- **Recorded data**:
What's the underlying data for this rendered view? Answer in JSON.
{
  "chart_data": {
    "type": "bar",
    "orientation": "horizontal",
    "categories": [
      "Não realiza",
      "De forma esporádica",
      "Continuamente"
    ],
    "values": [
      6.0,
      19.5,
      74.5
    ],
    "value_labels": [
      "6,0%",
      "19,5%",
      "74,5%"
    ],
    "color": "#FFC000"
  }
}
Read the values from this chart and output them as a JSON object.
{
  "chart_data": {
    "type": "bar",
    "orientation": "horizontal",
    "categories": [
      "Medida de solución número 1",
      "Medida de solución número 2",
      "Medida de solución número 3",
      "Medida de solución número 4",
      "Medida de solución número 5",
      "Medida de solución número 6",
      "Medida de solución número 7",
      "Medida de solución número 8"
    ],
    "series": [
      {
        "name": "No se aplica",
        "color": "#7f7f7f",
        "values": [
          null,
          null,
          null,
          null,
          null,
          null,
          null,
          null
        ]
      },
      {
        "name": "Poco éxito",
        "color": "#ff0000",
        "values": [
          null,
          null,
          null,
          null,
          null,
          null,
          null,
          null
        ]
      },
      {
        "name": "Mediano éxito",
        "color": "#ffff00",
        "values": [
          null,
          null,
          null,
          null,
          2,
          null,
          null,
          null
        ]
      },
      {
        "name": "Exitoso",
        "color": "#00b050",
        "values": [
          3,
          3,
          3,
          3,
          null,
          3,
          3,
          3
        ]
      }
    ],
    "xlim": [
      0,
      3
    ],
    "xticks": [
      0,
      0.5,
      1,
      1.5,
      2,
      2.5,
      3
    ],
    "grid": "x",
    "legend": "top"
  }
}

- **Problem requirements**:
All lines holding the word "número" should be picked out and copied.

- **Result of this exercise**:
      "Medida de solución número 1",
      "Medida de solución número 2",
      "Medida de solución número 3",
      "Medida de solución número 4",
      "Medida de solución número 5",
      "Medida de solución número 6",
      "Medida de solución número 7",
      "Medida de solución número 8"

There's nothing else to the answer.